## Exercise details
Quote all of the entries word for word.

START Source data

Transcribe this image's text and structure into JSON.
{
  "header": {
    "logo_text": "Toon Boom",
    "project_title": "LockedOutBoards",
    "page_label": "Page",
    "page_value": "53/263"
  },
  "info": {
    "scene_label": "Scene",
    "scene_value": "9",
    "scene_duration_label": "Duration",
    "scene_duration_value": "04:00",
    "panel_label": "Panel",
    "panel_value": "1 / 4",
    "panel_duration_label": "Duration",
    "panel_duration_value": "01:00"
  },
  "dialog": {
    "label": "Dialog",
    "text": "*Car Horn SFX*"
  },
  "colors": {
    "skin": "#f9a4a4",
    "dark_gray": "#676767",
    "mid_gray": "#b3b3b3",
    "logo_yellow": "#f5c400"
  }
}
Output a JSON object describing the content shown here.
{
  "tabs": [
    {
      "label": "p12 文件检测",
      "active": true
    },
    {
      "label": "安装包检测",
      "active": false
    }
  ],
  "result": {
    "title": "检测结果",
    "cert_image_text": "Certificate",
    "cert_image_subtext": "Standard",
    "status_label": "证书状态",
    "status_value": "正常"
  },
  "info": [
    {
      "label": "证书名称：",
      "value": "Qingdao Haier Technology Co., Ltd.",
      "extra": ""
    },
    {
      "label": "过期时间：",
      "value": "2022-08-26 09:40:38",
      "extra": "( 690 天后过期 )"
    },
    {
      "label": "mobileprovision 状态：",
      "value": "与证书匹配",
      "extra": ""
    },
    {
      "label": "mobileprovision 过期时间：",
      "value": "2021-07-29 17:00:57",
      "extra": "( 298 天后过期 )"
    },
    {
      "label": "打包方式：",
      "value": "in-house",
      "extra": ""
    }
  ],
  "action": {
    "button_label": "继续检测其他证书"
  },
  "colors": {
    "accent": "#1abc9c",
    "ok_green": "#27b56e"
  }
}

END Source data

## Expected answer
Transcribe this image's text and structure into JSON.
{
  "header": {
    "logo_text": "Toon Boom",
    "project_title": "LockedOutBoards",
    "page_label": "Page",
    "page_value": "53/263"
  },
  "info": {
    "scene_label": "Scene",
    "scene_value": "9",
    "scene_duration_label": "Duration",
    "scene_duration_value": "04:00",
    "panel_label": "Panel",
    "panel_value": "1 / 4",
    "panel_duration_label": "Duration",
    "panel_duration_value": "01:00"
  },
  "dialog": {
    "label": "Dialog",
    "text": "*Car Horn SFX*"
  },
  "colors": {
    "skin": "#f9a4a4",
    "dark_gray": "#676767",
    "mid_gray": "#b3b3b3",
    "logo_yellow": "#f5c400"
  }
}
Output a JSON object describing the content shown here.
{
  "tabs": [
    {
      "label": "p12 文件检测",
      "active": true
    },
    {
      "label": "安装包检测",
      "active": false
    }
  ],
  "result": {
    "title": "检测结果",
    "cert_image_text": "Certificate",
    "cert_image_subtext": "Standard",
    "status_label": "证书状态",
    "status_value": "正常"
  },
  "info": [
    {
      "label": "证书名称：",
      "value": "Qingdao Haier Technology Co., Ltd.",
      "extra": ""
    },
    {
      "label": "过期时间：",
      "value": "2022-08-26 09:40:38",
      "extra": "( 690 天后过期 )"
    },
    {
      "label": "mobileprovision 状态：",
      "value": "与证书匹配",
      "extra": ""
    },
    {
      "label": "mobileprovision 过期时间：",
      "value": "2021-07-29 17:00:57",
      "extra": "( 298 天后过期 )"
    },
    {
      "label": "打包方式：",
      "value": "in-house",
      "extra": ""
    }
  ],
  "action": {
    "button_label": "继续检测其他证书"
  },
  "colors": {
    "accent": "#1abc9c",
    "ok_green": "#27b56e"
  }
}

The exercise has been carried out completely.